» Provided entries
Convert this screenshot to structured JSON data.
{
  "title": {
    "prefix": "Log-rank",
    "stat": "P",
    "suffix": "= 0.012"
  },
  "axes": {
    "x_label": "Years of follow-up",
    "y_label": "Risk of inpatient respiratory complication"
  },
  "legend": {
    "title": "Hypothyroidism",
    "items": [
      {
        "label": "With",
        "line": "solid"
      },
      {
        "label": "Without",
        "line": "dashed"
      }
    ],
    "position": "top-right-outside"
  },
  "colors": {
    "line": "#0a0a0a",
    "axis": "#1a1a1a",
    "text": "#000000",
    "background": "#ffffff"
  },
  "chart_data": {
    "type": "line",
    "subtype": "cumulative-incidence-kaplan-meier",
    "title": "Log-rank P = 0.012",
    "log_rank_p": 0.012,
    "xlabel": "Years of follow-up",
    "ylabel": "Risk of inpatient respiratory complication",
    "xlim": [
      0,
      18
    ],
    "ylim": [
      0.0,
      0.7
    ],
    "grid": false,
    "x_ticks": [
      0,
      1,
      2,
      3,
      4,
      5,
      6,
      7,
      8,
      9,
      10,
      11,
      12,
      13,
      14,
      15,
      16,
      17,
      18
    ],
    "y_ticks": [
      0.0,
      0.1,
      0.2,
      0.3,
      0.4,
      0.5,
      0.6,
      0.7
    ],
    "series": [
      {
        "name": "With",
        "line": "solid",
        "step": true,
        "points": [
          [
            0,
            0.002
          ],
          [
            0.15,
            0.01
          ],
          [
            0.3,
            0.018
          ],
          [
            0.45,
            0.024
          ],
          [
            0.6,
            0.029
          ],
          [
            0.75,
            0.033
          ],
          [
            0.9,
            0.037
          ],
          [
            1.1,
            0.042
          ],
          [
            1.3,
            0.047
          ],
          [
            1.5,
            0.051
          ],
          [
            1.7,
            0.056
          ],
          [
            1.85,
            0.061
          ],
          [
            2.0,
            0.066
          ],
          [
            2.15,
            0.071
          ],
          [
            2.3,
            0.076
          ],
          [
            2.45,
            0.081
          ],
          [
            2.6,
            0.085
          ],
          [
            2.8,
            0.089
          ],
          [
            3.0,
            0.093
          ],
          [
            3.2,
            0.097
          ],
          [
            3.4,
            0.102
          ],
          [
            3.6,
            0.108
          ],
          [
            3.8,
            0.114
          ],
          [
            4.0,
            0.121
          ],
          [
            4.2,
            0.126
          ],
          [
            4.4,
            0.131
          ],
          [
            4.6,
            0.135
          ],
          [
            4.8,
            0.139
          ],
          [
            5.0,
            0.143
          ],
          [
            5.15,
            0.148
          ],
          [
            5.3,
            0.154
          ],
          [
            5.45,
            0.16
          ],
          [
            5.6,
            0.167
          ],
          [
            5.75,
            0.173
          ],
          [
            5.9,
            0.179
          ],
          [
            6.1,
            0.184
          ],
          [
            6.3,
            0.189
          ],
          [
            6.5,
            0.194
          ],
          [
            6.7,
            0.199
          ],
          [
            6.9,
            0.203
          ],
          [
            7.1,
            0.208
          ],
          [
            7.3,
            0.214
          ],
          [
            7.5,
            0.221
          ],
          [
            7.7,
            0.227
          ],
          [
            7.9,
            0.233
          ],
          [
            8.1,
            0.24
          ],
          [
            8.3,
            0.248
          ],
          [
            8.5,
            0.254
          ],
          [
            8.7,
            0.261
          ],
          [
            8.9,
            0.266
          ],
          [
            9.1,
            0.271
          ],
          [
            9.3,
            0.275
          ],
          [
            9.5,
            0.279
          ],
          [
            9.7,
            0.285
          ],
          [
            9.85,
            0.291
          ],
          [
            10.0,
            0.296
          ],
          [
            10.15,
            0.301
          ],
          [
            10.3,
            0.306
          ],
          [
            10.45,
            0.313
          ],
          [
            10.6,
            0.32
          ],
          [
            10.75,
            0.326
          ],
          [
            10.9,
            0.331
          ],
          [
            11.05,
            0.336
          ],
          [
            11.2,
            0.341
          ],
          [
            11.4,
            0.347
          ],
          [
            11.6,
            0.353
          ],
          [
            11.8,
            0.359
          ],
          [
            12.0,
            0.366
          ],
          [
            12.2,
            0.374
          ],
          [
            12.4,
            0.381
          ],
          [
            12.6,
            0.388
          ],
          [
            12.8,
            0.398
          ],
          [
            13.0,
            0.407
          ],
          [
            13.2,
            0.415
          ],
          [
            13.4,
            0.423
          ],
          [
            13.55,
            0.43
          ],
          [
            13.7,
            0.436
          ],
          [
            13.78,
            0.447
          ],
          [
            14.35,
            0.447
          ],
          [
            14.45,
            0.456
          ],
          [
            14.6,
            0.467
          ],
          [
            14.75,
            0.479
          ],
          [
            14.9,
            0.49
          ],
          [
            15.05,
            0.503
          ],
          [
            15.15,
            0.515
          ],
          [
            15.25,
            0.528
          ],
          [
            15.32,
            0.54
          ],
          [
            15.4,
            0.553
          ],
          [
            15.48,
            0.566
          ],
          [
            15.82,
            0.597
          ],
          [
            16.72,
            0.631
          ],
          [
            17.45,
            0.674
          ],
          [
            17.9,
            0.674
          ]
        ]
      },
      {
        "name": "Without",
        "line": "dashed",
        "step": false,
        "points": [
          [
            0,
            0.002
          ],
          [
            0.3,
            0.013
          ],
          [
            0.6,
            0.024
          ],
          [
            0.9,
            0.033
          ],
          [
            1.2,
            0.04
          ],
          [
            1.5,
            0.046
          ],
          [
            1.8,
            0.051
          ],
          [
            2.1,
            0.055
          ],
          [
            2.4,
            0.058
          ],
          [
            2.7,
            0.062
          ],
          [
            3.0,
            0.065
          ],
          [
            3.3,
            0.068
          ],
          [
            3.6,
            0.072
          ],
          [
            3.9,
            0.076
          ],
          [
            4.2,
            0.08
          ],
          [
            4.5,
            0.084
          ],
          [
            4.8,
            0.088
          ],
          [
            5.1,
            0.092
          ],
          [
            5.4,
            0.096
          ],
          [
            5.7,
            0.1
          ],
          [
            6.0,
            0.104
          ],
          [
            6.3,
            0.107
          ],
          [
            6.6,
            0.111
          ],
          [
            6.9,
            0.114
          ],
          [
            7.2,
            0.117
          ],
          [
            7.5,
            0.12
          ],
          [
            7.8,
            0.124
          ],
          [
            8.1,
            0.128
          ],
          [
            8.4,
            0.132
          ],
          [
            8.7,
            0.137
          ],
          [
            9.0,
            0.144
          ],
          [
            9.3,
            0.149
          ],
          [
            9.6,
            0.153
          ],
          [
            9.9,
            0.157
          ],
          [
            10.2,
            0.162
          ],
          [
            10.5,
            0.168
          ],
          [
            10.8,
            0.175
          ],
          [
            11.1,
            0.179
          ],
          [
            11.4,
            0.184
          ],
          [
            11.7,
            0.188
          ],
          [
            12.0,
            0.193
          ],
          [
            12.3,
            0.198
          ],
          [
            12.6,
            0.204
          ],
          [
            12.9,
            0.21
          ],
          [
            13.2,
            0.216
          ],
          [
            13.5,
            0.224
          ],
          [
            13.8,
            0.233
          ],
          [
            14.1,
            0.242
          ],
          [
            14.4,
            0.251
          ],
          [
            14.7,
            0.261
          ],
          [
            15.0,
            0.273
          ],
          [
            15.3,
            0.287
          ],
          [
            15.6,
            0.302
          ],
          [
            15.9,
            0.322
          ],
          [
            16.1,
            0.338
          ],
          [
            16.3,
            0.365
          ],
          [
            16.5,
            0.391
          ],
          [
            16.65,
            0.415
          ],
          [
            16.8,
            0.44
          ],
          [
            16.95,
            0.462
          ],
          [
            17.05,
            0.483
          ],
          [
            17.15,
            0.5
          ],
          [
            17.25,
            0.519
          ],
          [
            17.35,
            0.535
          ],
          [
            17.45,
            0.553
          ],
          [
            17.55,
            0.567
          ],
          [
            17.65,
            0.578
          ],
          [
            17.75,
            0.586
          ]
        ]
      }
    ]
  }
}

==

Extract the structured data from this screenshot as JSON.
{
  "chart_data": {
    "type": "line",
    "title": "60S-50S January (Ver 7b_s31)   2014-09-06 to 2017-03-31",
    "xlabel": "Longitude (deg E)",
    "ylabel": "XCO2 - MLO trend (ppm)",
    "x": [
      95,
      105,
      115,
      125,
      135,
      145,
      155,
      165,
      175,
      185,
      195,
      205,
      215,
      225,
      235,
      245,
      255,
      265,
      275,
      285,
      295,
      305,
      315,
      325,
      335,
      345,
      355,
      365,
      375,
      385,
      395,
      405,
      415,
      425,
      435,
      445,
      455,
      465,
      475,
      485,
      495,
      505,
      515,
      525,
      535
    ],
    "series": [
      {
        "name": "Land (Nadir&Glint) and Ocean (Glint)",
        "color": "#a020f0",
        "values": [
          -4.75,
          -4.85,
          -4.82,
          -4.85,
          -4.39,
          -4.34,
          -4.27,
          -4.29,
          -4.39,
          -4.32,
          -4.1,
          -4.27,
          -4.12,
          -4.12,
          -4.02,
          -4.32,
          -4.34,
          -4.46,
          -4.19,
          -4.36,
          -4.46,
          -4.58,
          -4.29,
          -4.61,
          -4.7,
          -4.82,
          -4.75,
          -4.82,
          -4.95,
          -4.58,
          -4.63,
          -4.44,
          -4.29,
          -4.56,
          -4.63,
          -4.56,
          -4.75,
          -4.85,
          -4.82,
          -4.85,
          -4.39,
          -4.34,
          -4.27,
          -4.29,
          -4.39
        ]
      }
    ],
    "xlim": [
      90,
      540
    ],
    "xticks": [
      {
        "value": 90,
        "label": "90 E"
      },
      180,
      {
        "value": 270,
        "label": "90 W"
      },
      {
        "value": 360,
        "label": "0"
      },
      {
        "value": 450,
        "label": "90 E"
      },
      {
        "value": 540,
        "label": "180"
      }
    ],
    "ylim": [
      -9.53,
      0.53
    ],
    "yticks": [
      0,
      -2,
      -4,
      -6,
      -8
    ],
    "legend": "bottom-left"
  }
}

---

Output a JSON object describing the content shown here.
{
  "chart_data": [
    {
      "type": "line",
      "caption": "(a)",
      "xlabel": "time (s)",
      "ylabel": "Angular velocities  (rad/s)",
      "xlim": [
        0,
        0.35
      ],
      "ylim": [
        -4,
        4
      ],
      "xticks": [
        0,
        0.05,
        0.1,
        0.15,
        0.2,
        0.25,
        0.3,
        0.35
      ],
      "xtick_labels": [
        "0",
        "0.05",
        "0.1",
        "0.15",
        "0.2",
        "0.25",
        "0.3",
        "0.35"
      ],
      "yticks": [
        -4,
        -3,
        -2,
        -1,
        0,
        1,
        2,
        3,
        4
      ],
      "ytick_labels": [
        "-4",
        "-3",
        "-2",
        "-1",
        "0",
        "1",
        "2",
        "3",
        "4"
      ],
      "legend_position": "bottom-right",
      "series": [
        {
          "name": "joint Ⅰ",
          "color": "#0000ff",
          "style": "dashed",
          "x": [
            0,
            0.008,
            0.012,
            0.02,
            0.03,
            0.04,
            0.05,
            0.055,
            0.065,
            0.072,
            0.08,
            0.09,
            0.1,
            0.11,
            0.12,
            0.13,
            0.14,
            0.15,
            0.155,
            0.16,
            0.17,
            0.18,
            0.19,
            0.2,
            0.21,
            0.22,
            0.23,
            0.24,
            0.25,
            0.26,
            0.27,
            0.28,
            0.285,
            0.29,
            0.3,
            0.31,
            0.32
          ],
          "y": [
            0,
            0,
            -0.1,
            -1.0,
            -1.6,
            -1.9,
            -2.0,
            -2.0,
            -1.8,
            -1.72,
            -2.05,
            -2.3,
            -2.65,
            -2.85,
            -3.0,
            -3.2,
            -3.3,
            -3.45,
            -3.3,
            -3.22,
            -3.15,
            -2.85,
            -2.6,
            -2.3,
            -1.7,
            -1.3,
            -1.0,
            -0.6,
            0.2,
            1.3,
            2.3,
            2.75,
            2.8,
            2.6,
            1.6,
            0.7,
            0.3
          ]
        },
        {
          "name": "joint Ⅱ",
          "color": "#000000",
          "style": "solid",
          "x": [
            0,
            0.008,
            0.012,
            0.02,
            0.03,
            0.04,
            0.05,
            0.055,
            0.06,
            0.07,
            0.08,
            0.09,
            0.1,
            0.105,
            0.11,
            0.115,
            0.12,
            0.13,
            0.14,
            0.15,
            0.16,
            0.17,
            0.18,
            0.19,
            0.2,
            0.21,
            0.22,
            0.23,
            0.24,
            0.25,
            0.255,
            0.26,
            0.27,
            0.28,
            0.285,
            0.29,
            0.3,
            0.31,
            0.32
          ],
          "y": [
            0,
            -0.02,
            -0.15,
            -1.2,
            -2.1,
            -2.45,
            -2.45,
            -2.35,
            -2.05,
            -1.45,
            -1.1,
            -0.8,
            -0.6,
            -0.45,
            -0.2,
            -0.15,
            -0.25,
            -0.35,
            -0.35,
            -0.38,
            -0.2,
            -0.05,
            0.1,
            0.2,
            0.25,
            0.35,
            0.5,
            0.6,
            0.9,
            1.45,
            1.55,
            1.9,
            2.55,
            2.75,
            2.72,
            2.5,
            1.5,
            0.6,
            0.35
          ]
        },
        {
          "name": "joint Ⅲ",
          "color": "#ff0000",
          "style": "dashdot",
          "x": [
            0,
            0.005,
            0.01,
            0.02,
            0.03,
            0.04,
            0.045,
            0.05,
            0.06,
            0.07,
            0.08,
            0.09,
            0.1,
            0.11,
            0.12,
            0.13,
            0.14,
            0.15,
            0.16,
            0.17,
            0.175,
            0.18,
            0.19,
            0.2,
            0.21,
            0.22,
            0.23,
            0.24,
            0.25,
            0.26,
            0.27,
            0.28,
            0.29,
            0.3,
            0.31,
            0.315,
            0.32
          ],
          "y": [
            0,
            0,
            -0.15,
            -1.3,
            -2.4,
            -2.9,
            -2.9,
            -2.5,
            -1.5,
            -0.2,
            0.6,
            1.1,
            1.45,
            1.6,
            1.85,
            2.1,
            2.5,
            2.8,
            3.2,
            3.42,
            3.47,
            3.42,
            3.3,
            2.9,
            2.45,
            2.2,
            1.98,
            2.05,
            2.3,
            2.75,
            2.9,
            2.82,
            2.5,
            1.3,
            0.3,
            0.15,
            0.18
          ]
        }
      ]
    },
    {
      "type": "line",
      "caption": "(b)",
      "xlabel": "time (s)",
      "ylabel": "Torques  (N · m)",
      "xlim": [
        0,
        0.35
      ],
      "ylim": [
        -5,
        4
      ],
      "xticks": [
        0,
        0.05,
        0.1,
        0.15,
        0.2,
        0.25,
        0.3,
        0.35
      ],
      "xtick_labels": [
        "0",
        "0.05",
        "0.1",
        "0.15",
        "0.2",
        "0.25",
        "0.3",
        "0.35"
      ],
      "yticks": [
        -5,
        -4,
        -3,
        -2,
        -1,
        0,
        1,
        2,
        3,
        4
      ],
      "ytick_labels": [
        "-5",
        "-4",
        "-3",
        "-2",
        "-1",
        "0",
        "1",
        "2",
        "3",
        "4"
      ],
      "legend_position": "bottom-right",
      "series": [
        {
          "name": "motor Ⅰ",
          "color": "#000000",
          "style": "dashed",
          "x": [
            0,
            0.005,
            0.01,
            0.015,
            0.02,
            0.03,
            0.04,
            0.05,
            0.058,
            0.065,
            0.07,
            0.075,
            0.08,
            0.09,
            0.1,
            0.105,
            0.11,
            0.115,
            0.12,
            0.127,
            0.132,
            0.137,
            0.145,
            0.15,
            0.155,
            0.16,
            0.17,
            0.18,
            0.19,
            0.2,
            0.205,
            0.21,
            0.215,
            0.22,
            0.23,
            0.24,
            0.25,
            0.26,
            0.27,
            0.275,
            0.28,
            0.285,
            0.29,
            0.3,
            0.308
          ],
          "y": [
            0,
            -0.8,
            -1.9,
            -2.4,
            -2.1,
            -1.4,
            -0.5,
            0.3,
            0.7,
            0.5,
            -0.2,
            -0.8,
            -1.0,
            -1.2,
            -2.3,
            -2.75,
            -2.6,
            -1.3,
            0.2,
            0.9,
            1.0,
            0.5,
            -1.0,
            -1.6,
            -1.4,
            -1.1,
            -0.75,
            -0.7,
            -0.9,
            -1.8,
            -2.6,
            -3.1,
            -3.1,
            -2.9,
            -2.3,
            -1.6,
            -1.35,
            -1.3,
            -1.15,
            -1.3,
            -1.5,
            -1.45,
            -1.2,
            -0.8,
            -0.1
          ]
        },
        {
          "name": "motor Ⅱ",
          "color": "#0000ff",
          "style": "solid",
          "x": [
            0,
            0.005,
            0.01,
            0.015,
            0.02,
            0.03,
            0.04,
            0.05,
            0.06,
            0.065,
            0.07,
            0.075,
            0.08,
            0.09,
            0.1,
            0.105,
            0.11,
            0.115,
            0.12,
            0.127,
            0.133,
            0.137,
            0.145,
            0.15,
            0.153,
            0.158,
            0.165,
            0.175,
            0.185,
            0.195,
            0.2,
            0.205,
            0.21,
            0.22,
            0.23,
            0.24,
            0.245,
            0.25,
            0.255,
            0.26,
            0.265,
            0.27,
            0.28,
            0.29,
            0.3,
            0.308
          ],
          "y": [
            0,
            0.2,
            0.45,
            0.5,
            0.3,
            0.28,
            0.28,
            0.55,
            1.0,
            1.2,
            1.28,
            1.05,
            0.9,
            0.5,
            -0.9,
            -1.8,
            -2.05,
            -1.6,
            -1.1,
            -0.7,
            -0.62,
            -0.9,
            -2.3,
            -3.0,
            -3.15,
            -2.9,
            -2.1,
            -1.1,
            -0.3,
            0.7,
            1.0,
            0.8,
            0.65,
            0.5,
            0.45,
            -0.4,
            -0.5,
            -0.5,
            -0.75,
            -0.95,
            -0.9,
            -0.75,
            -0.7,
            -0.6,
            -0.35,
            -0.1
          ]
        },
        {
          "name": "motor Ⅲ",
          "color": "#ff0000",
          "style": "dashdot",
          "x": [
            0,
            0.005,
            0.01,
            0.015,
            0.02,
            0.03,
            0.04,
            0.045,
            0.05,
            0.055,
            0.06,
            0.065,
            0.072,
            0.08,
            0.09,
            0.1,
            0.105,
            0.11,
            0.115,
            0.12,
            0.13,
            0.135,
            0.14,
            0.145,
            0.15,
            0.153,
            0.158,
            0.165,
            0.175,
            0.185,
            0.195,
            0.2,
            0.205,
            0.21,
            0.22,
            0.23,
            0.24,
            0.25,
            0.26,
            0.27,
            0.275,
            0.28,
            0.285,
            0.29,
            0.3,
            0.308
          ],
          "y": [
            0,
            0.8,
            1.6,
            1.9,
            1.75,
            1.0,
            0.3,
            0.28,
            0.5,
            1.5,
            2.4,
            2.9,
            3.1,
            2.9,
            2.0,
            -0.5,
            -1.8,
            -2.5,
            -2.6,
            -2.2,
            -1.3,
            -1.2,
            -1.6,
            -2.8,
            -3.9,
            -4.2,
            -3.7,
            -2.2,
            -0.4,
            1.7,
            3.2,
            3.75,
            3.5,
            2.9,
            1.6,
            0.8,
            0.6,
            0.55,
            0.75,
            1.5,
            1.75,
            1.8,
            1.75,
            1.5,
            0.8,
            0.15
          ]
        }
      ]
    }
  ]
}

» Exercise description
Calculate how many lines of the material include the string "Years", and state that number by itself.

» Solution below
2